# Problem requirements
Find every line containing the word "this" in the records below; report only how many there are.

[A block of data]
___

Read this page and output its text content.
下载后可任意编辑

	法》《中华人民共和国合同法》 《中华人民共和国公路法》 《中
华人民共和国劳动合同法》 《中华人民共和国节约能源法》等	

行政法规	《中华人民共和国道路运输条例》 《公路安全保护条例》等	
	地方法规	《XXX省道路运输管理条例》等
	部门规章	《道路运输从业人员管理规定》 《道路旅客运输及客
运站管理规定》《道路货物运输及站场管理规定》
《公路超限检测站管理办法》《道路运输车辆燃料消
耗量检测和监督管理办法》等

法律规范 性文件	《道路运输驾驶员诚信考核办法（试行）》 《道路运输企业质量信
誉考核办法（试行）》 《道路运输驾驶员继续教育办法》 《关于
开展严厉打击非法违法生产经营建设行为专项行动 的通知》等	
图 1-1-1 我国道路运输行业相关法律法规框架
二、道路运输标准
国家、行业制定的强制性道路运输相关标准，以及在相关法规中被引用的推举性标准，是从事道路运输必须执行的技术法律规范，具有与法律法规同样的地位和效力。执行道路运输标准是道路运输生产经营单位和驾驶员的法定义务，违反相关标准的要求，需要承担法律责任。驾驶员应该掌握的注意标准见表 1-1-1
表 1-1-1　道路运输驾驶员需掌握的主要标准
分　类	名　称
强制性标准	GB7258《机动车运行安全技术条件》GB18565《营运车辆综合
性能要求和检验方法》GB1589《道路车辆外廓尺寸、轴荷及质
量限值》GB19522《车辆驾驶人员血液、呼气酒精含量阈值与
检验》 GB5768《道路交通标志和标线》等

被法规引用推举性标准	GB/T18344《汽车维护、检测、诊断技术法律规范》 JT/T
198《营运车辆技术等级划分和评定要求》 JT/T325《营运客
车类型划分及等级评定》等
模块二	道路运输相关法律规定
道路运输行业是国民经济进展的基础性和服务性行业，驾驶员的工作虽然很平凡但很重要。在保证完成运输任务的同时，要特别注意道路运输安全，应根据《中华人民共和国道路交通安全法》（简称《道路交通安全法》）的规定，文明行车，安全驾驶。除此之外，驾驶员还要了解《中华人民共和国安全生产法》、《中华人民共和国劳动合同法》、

___

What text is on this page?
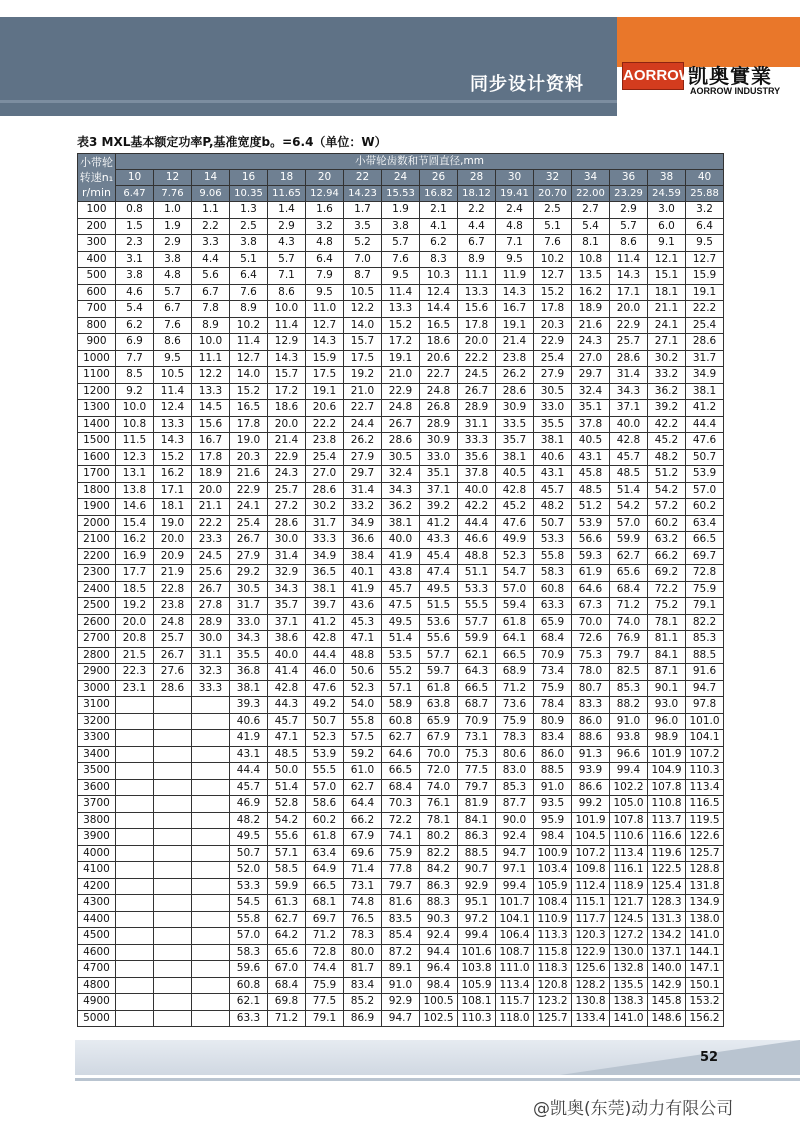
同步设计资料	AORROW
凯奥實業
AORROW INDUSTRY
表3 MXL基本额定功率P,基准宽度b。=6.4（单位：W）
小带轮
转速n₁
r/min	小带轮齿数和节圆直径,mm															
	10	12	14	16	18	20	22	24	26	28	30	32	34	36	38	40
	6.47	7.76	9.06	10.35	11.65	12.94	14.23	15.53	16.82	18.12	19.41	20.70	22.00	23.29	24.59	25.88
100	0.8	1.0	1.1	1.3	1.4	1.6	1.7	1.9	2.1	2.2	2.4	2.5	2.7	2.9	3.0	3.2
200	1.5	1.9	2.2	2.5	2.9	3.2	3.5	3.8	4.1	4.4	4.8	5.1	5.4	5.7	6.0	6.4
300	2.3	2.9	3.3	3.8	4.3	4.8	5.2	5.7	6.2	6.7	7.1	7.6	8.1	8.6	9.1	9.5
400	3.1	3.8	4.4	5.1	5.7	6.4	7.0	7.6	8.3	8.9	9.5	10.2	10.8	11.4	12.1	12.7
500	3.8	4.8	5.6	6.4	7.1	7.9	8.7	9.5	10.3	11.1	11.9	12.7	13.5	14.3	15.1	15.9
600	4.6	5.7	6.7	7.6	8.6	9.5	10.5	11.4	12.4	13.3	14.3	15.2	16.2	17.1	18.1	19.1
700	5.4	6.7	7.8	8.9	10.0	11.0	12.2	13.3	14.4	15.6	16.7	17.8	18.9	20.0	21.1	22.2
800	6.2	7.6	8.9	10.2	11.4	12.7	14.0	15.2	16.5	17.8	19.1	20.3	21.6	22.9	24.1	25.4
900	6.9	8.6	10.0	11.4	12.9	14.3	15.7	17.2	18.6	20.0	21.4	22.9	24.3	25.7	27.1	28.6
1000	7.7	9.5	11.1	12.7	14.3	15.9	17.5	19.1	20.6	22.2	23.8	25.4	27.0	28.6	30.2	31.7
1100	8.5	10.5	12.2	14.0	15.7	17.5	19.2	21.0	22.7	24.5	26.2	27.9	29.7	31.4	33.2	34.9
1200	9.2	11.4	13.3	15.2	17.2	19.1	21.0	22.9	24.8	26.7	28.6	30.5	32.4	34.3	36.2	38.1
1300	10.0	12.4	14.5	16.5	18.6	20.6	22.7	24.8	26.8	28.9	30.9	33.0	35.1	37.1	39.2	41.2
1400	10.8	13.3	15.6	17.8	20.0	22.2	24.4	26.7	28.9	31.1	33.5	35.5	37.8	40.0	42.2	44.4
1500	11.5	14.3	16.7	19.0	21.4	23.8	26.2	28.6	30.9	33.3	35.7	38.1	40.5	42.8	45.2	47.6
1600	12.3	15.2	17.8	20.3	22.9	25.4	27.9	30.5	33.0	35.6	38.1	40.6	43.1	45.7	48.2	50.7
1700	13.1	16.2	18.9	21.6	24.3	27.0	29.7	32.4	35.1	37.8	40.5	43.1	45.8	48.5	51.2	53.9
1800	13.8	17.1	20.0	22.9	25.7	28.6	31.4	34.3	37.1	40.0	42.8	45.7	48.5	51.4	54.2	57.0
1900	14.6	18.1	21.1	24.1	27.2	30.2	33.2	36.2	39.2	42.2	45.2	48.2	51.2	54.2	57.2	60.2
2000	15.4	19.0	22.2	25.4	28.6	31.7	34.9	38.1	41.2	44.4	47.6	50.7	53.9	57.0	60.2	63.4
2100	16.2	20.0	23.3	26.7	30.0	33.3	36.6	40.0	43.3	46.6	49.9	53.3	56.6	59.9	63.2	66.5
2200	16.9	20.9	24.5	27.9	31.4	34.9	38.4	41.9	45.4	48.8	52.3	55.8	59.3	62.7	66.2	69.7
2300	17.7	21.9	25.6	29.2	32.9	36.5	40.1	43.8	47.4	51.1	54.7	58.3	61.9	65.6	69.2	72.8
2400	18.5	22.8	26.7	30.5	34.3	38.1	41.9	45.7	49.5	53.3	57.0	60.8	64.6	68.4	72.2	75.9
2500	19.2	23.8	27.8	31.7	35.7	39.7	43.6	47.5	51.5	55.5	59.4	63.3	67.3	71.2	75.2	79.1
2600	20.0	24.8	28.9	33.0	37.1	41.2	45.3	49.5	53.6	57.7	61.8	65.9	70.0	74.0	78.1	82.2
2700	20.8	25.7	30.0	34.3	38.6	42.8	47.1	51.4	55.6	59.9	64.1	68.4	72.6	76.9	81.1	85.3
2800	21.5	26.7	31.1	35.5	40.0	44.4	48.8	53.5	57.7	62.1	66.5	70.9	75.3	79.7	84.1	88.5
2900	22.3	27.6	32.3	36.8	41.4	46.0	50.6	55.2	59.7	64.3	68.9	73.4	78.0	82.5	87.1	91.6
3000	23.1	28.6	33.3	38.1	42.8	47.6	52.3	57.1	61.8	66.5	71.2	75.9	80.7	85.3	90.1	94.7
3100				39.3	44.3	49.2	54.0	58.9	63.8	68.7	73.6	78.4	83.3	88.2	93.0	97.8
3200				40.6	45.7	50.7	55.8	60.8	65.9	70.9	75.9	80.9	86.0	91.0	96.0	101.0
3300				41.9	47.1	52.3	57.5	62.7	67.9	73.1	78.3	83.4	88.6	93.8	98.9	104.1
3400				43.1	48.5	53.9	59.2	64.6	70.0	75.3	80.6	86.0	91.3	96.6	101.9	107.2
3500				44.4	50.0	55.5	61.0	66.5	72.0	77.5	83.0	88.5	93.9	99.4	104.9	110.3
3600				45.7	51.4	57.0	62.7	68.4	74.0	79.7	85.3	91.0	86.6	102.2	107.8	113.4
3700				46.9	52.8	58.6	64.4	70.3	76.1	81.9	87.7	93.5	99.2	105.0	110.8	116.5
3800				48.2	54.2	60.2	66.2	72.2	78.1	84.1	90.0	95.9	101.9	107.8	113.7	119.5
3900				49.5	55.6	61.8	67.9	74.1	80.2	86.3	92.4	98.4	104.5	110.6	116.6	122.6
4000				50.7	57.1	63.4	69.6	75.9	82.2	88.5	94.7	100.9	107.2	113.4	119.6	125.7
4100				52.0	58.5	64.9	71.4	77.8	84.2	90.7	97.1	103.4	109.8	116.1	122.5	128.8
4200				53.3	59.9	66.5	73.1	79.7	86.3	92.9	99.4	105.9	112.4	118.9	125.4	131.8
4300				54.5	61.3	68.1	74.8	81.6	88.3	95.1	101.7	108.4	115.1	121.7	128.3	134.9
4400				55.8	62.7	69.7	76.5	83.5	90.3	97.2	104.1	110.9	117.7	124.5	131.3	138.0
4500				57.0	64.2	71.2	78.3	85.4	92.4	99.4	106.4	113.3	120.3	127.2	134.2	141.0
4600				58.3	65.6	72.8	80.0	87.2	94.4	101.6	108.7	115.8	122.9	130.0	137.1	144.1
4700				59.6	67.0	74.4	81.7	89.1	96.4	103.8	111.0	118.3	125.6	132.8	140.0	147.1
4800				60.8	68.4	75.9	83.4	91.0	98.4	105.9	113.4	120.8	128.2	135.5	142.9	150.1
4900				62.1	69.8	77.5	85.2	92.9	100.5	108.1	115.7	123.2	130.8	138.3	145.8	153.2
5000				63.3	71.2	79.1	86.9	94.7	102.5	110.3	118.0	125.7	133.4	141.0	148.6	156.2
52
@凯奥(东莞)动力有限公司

___

# The reply
2